§ Input material:
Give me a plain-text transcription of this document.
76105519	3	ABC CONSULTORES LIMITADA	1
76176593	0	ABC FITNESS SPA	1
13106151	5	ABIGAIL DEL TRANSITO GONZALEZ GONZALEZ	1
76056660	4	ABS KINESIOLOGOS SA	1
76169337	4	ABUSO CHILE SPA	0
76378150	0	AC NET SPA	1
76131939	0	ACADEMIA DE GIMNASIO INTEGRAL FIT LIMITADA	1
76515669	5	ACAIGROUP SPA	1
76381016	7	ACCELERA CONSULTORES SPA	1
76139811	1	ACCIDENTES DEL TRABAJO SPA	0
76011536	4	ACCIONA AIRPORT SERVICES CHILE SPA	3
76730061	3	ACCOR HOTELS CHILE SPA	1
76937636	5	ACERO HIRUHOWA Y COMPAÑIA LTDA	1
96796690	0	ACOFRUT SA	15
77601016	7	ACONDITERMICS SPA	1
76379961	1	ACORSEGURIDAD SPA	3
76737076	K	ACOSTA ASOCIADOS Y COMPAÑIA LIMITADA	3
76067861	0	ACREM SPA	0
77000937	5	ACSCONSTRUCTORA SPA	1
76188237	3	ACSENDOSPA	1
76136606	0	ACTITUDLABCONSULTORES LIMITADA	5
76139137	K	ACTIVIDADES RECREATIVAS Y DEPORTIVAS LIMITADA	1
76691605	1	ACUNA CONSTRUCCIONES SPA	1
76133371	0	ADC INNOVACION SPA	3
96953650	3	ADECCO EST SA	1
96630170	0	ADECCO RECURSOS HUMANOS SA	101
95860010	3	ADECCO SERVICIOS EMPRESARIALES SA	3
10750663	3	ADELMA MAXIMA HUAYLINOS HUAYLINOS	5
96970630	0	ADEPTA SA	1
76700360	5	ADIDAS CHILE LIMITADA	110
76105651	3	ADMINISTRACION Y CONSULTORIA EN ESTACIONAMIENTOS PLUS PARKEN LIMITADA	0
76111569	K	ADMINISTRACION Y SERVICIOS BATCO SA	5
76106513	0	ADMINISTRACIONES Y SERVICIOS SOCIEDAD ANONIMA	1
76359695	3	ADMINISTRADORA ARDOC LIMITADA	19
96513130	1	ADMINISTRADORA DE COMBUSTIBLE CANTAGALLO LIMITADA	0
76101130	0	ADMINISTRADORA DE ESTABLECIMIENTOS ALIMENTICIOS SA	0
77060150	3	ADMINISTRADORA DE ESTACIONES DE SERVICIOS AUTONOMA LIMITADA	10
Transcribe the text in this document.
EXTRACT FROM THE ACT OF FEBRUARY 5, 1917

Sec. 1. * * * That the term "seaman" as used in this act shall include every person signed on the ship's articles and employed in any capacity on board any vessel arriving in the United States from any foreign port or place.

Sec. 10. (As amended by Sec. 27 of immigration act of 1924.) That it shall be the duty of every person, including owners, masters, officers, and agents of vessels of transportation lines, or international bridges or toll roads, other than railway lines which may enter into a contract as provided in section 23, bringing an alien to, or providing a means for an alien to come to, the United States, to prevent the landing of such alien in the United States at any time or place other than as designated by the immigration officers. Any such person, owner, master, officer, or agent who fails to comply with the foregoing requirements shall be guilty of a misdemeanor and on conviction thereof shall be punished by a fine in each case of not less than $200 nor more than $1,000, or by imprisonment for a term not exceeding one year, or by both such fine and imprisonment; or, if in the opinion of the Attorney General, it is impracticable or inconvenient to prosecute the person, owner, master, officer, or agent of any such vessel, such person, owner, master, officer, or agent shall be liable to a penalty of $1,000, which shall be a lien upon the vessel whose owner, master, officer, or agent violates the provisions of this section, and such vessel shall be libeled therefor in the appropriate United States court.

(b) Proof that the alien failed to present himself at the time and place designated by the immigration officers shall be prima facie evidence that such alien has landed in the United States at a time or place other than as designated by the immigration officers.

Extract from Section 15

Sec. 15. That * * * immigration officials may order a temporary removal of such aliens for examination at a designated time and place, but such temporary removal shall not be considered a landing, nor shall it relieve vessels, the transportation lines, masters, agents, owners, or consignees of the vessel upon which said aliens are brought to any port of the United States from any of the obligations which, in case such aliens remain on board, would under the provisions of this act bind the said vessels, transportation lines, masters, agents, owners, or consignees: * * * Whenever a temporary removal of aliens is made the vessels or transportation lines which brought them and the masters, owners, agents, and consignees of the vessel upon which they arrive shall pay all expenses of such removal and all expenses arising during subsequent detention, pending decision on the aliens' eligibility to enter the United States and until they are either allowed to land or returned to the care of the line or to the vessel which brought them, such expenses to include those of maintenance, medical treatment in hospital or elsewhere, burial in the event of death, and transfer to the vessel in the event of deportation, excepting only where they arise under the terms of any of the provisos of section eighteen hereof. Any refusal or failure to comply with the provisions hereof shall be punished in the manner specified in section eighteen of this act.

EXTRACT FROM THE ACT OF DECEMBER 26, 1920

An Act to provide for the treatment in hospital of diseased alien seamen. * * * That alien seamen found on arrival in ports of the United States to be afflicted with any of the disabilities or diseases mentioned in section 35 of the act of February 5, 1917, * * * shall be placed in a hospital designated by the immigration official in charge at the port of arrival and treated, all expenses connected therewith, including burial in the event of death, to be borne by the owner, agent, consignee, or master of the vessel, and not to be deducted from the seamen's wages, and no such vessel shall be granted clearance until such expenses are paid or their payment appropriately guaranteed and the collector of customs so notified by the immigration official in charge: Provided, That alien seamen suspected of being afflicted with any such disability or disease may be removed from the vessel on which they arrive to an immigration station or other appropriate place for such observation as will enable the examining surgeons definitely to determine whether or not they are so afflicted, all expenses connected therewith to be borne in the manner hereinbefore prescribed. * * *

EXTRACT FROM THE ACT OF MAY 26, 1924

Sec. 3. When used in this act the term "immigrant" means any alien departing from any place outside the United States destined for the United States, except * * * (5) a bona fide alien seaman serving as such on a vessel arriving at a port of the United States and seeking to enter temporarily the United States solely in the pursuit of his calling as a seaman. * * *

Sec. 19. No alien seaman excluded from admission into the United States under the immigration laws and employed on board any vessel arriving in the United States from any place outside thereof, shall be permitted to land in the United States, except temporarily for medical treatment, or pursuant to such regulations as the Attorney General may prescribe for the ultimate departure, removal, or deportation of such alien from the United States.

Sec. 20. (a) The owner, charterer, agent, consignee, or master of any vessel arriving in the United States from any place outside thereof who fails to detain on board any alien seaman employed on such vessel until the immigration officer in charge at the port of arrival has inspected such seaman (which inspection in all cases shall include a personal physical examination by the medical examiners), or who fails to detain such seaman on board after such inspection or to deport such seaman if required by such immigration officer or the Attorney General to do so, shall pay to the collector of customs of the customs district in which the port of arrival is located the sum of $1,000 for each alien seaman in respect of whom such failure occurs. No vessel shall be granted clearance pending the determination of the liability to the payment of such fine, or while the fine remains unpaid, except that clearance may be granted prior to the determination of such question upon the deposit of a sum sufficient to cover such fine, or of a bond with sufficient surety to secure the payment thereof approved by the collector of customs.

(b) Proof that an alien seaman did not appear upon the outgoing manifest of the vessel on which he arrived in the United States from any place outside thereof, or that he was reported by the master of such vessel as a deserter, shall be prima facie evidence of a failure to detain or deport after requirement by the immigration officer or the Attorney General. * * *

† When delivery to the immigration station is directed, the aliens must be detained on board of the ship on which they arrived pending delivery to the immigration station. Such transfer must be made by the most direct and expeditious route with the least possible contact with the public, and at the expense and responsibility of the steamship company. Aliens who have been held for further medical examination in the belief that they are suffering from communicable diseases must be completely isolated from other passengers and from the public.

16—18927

§ The problem:
Transcribe the data above in full, exactly.

§ Exercise result:
Give me a plain-text transcription of this document.
76105519	3	ABC CONSULTORES LIMITADA	1
76176593	0	ABC FITNESS SPA	1
13106151	5	ABIGAIL DEL TRANSITO GONZALEZ GONZALEZ	1
76056660	4	ABS KINESIOLOGOS SA	1
76169337	4	ABUSO CHILE SPA	0
76378150	0	AC NET SPA	1
76131939	0	ACADEMIA DE GIMNASIO INTEGRAL FIT LIMITADA	1
76515669	5	ACAIGROUP SPA	1
76381016	7	ACCELERA CONSULTORES SPA	1
76139811	1	ACCIDENTES DEL TRABAJO SPA	0
76011536	4	ACCIONA AIRPORT SERVICES CHILE SPA	3
76730061	3	ACCOR HOTELS CHILE SPA	1
76937636	5	ACERO HIRUHOWA Y COMPAÑIA LTDA	1
96796690	0	ACOFRUT SA	15
77601016	7	ACONDITERMICS SPA	1
76379961	1	ACORSEGURIDAD SPA	3
76737076	K	ACOSTA ASOCIADOS Y COMPAÑIA LIMITADA	3
76067861	0	ACREM SPA	0
77000937	5	ACSCONSTRUCTORA SPA	1
76188237	3	ACSENDOSPA	1
76136606	0	ACTITUDLABCONSULTORES LIMITADA	5
76139137	K	ACTIVIDADES RECREATIVAS Y DEPORTIVAS LIMITADA	1
76691605	1	ACUNA CONSTRUCCIONES SPA	1
76133371	0	ADC INNOVACION SPA	3
96953650	3	ADECCO EST SA	1
96630170	0	ADECCO RECURSOS HUMANOS SA	101
95860010	3	ADECCO SERVICIOS EMPRESARIALES SA	3
10750663	3	ADELMA MAXIMA HUAYLINOS HUAYLINOS	5
96970630	0	ADEPTA SA	1
76700360	5	ADIDAS CHILE LIMITADA	110
76105651	3	ADMINISTRACION Y CONSULTORIA EN ESTACIONAMIENTOS PLUS PARKEN LIMITADA	0
76111569	K	ADMINISTRACION Y SERVICIOS BATCO SA	5
76106513	0	ADMINISTRACIONES Y SERVICIOS SOCIEDAD ANONIMA	1
76359695	3	ADMINISTRADORA ARDOC LIMITADA	19
96513130	1	ADMINISTRADORA DE COMBUSTIBLE CANTAGALLO LIMITADA	0
76101130	0	ADMINISTRADORA DE ESTABLECIMIENTOS ALIMENTICIOS SA	0
77060150	3	ADMINISTRADORA DE ESTACIONES DE SERVICIOS AUTONOMA LIMITADA	10
Transcribe the text in this document.
EXTRACT FROM THE ACT OF FEBRUARY 5, 1917

Sec. 1. * * * That the term "seaman" as used in this act shall include every person signed on the ship's articles and employed in any capacity on board any vessel arriving in the United States from any foreign port or place.

Sec. 10. (As amended by Sec. 27 of immigration act of 1924.) That it shall be the duty of every person, including owners, masters, officers, and agents of vessels of transportation lines, or international bridges or toll roads, other than railway lines which may enter into a contract as provided in section 23, bringing an alien to, or providing a means for an alien to come to, the United States, to prevent the landing of such alien in the United States at any time or place other than as designated by the immigration officers. Any such person, owner, master, officer, or agent who fails to comply with the foregoing requirements shall be guilty of a misdemeanor and on conviction thereof shall be punished by a fine in each case of not less than $200 nor more than $1,000, or by imprisonment for a term not exceeding one year, or by both such fine and imprisonment; or, if in the opinion of the Attorney General, it is impracticable or inconvenient to prosecute the person, owner, master, officer, or agent of any such vessel, such person, owner, master, officer, or agent shall be liable to a penalty of $1,000, which shall be a lien upon the vessel whose owner, master, officer, or agent violates the provisions of this section, and such vessel shall be libeled therefor in the appropriate United States court.

(b) Proof that the alien failed to present himself at the time and place designated by the immigration officers shall be prima facie evidence that such alien has landed in the United States at a time or place other than as designated by the immigration officers.

Extract from Section 15

Sec. 15. That * * * immigration officials may order a temporary removal of such aliens for examination at a designated time and place, but such temporary removal shall not be considered a landing, nor shall it relieve vessels, the transportation lines, masters, agents, owners, or consignees of the vessel upon which said aliens are brought to any port of the United States from any of the obligations which, in case such aliens remain on board, would under the provisions of this act bind the said vessels, transportation lines, masters, agents, owners, or consignees: * * * Whenever a temporary removal of aliens is made the vessels or transportation lines which brought them and the masters, owners, agents, and consignees of the vessel upon which they arrive shall pay all expenses of such removal and all expenses arising during subsequent detention, pending decision on the aliens' eligibility to enter the United States and until they are either allowed to land or returned to the care of the line or to the vessel which brought them, such expenses to include those of maintenance, medical treatment in hospital or elsewhere, burial in the event of death, and transfer to the vessel in the event of deportation, excepting only where they arise under the terms of any of the provisos of section eighteen hereof. Any refusal or failure to comply with the provisions hereof shall be punished in the manner specified in section eighteen of this act.

EXTRACT FROM THE ACT OF DECEMBER 26, 1920

An Act to provide for the treatment in hospital of diseased alien seamen. * * * That alien seamen found on arrival in ports of the United States to be afflicted with any of the disabilities or diseases mentioned in section 35 of the act of February 5, 1917, * * * shall be placed in a hospital designated by the immigration official in charge at the port of arrival and treated, all expenses connected therewith, including burial in the event of death, to be borne by the owner, agent, consignee, or master of the vessel, and not to be deducted from the seamen's wages, and no such vessel shall be granted clearance until such expenses are paid or their payment appropriately guaranteed and the collector of customs so notified by the immigration official in charge: Provided, That alien seamen suspected of being afflicted with any such disability or disease may be removed from the vessel on which they arrive to an immigration station or other appropriate place for such observation as will enable the examining surgeons definitely to determine whether or not they are so afflicted, all expenses connected therewith to be borne in the manner hereinbefore prescribed. * * *

EXTRACT FROM THE ACT OF MAY 26, 1924

Sec. 3. When used in this act the term "immigrant" means any alien departing from any place outside the United States destined for the United States, except * * * (5) a bona fide alien seaman serving as such on a vessel arriving at a port of the United States and seeking to enter temporarily the United States solely in the pursuit of his calling as a seaman. * * *

Sec. 19. No alien seaman excluded from admission into the United States under the immigration laws and employed on board any vessel arriving in the United States from any place outside thereof, shall be permitted to land in the United States, except temporarily for medical treatment, or pursuant to such regulations as the Attorney General may prescribe for the ultimate departure, removal, or deportation of such alien from the United States.

Sec. 20. (a) The owner, charterer, agent, consignee, or master of any vessel arriving in the United States from any place outside thereof who fails to detain on board any alien seaman employed on such vessel until the immigration officer in charge at the port of arrival has inspected such seaman (which inspection in all cases shall include a personal physical examination by the medical examiners), or who fails to detain such seaman on board after such inspection or to deport such seaman if required by such immigration officer or the Attorney General to do so, shall pay to the collector of customs of the customs district in which the port of arrival is located the sum of $1,000 for each alien seaman in respect of whom such failure occurs. No vessel shall be granted clearance pending the determination of the liability to the payment of such fine, or while the fine remains unpaid, except that clearance may be granted prior to the determination of such question upon the deposit of a sum sufficient to cover such fine, or of a bond with sufficient surety to secure the payment thereof approved by the collector of customs.

(b) Proof that an alien seaman did not appear upon the outgoing manifest of the vessel on which he arrived in the United States from any place outside thereof, or that he was reported by the master of such vessel as a deserter, shall be prima facie evidence of a failure to detain or deport after requirement by the immigration officer or the Attorney General. * * *

† When delivery to the immigration station is directed, the aliens must be detained on board of the ship on which they arrived pending delivery to the immigration station. Such transfer must be made by the most direct and expeditious route with the least possible contact with the public, and at the expense and responsibility of the steamship company. Aliens who have been held for further medical examination in the belief that they are suffering from communicable diseases must be completely isolated from other passengers and from the public.

16—18927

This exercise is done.